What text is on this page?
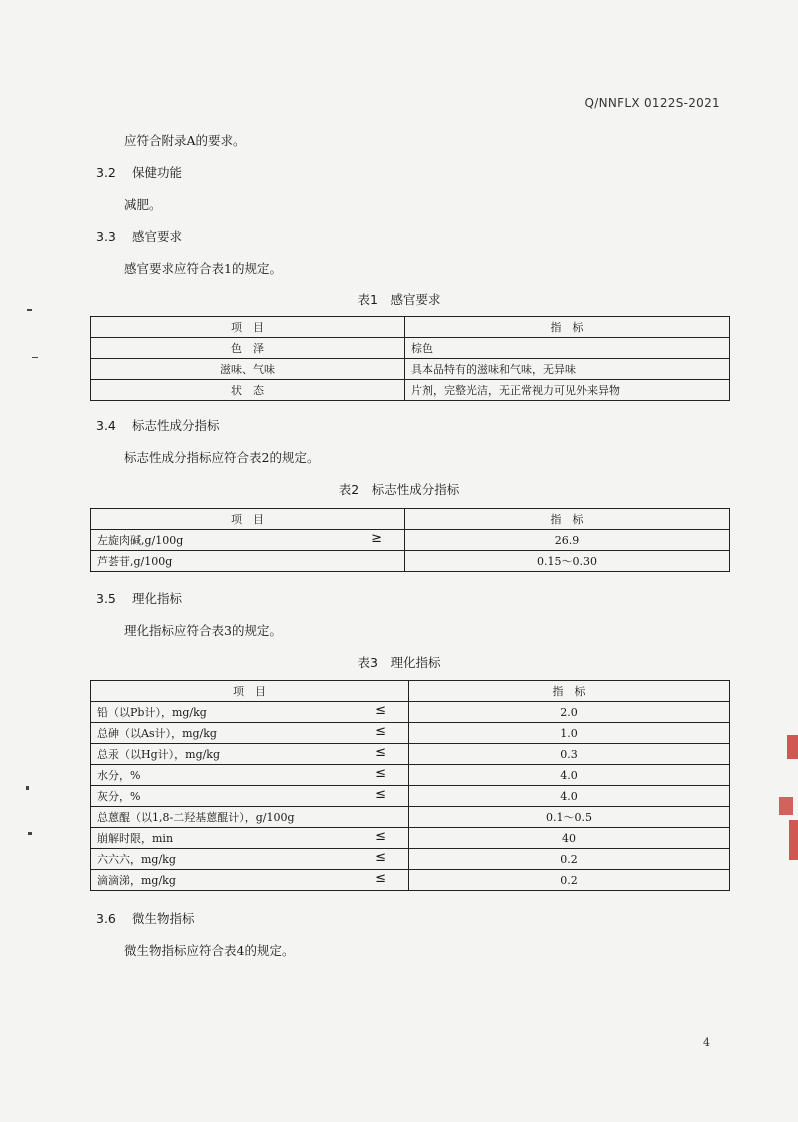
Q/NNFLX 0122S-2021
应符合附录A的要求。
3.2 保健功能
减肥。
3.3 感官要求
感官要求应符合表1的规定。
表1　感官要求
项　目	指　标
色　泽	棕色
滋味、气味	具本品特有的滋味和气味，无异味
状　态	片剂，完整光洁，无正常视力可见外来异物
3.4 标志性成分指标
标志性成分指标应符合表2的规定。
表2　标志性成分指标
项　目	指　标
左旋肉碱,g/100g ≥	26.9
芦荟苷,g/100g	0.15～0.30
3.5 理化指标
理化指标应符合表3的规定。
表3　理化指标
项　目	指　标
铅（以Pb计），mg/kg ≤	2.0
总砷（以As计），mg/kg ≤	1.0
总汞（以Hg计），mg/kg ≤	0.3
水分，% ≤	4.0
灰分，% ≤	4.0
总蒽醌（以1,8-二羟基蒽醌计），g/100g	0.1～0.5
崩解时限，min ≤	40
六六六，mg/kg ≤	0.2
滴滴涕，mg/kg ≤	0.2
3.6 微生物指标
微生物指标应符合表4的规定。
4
########################################
__Stated exercise__: Make an exact copy of the records above, with the pictures left out.

__Solution to this task__:
What text is on this page?
Q/NNFLX 0122S-2021
应符合附录A的要求。
3.2 保健功能
减肥。
3.3 感官要求
感官要求应符合表1的规定。
表1　感官要求
项　目	指　标
色　泽	棕色
滋味、气味	具本品特有的滋味和气味，无异味
状　态	片剂，完整光洁，无正常视力可见外来异物
3.4 标志性成分指标
标志性成分指标应符合表2的规定。
表2　标志性成分指标
项　目	指　标
左旋肉碱,g/100g ≥	26.9
芦荟苷,g/100g	0.15～0.30
3.5 理化指标
理化指标应符合表3的规定。
表3　理化指标
项　目	指　标
铅（以Pb计），mg/kg ≤	2.0
总砷（以As计），mg/kg ≤	1.0
总汞（以Hg计），mg/kg ≤	0.3
水分，% ≤	4.0
灰分，% ≤	4.0
总蒽醌（以1,8-二羟基蒽醌计），g/100g	0.1～0.5
崩解时限，min ≤	40
六六六，mg/kg ≤	0.2
滴滴涕，mg/kg ≤	0.2
3.6 微生物指标
微生物指标应符合表4的规定。
4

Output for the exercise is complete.